What follows is something of a dumping ground for thoughts. It'll probably be incomplete, and if you don't understand it, don't worry.

We're looking at completely redoing the way the multilingualism is done in

Mooix. Specifically, instead of having xml files that each contain all

languages, we're going to have separate files for translations into each

language. So that instead of having one name, you'd have name.en, name.jbo,

name.es, or whatever else.

One advantage is that it would be faster than splitting the xml. Another

advantage comes from the fact that language packs could be made much more

easily (so you could download an entire language and add it to your MOO,

without it breaking anything that currently exists). It also makes it much

clearer which fields are subject to translation (so you won't be like me,

with an editor of "<lang code='en'>vim</lang><lang code='jbo'>vim</lang>".

So far the chief difficulty seems to be with inheritance.

In the following, we have two users, John (who language is Lojban, "jbo"),

and Ed (whose language is English, "en"). Ed creates a Meep, and gives it a

description in English. Finally, John derives his own mipri from Ed's Meep,,

but doesn't change anything in it. So we've got:

~pp~

/usr/lib/mooix/contrib/animal/description.en: An animal.
+ + + + + + +
## Direction 1
Answer these questions from the Mooix notes:
(a) What separate file names would replace a single name file?
(b) What seems so far to be the chief difficulty?
(c) What language does Ed use?
## Direction 2
From the Mooix notes, extract the passage that begins with the words containing "clearer which fields" and ends with "be with inheritance.".

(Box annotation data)
+ + + + + + +
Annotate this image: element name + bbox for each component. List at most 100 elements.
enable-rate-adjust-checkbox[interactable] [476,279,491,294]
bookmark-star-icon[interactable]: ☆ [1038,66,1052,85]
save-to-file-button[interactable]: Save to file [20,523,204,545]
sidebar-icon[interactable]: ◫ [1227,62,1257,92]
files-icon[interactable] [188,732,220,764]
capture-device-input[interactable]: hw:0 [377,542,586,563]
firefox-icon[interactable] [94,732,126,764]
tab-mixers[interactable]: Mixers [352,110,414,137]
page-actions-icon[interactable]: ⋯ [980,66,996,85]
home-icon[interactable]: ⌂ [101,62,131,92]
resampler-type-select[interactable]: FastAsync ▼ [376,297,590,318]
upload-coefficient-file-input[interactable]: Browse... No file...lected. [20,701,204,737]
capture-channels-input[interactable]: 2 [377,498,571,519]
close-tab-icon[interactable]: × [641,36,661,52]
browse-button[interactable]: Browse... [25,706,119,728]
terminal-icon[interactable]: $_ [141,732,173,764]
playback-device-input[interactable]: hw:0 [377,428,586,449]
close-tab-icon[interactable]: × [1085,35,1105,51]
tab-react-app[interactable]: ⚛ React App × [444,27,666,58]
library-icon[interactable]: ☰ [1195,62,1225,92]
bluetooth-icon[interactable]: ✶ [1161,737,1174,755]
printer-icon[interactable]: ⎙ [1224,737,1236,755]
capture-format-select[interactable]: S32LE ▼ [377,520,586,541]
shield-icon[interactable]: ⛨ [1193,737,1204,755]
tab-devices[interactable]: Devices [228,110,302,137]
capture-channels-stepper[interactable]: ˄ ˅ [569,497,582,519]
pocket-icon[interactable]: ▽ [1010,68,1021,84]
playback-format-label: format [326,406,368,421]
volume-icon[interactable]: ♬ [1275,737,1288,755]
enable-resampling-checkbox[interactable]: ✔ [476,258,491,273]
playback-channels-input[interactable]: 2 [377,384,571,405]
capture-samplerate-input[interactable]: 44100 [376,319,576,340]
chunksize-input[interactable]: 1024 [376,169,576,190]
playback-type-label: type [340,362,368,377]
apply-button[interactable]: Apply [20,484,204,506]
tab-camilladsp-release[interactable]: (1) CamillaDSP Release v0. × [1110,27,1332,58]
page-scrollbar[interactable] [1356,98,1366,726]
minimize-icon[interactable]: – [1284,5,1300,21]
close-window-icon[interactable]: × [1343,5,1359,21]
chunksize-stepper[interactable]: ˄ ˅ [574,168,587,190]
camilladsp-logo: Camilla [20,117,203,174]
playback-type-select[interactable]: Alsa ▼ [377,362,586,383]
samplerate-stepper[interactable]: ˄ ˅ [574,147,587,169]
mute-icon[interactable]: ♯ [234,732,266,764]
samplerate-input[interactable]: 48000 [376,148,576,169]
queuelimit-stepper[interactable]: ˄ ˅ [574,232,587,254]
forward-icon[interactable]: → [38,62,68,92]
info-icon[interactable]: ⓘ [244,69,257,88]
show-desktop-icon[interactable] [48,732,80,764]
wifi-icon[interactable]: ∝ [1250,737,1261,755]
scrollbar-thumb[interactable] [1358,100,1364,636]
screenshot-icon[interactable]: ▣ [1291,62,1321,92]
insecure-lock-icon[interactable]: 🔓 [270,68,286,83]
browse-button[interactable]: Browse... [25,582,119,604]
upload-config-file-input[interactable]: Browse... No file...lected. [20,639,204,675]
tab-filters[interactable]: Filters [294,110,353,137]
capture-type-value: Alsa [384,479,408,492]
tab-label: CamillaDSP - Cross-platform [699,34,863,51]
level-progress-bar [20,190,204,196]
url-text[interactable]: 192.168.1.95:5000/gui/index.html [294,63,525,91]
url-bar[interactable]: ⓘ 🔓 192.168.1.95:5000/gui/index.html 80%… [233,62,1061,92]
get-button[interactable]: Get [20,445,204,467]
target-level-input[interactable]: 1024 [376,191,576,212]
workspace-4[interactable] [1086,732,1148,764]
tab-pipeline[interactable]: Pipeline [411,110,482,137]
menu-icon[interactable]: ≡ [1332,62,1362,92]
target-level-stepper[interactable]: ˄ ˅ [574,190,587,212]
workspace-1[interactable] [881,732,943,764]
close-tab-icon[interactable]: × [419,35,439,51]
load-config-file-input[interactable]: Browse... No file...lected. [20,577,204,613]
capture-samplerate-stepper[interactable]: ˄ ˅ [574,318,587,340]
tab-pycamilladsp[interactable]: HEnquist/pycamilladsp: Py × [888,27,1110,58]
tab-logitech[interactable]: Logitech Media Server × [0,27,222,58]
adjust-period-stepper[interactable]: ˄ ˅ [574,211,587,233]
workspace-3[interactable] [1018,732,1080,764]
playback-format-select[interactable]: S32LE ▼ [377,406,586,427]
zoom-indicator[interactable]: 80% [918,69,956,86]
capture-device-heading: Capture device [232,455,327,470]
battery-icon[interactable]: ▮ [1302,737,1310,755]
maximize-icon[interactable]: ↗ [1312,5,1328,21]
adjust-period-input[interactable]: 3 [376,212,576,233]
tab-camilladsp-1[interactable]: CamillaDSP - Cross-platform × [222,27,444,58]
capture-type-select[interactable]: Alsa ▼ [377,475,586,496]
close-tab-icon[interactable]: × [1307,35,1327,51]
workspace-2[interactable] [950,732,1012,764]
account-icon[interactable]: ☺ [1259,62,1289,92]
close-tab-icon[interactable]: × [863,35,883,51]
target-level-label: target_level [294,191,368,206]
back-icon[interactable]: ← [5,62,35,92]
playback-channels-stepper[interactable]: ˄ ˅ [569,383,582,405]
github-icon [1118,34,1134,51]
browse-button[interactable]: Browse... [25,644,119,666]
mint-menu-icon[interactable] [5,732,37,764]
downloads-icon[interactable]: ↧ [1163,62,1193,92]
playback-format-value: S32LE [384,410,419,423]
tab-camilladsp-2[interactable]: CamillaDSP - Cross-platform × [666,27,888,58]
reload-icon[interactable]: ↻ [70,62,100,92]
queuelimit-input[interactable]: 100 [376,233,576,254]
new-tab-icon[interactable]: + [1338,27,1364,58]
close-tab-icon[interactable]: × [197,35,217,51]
+ + + + + + +
## Written answer 1
(a) name.en, name.jbo, name.es, or whatever else
(b) Inheritance
(c) English ("en")

## Written answer 2
clearer which fields are subject to translation (so you won't be like me,

with an editor of "<lang code='en'>vim</lang><lang code='jbo'>vim</lang>".

So far the chief difficulty seems to be with inheritance.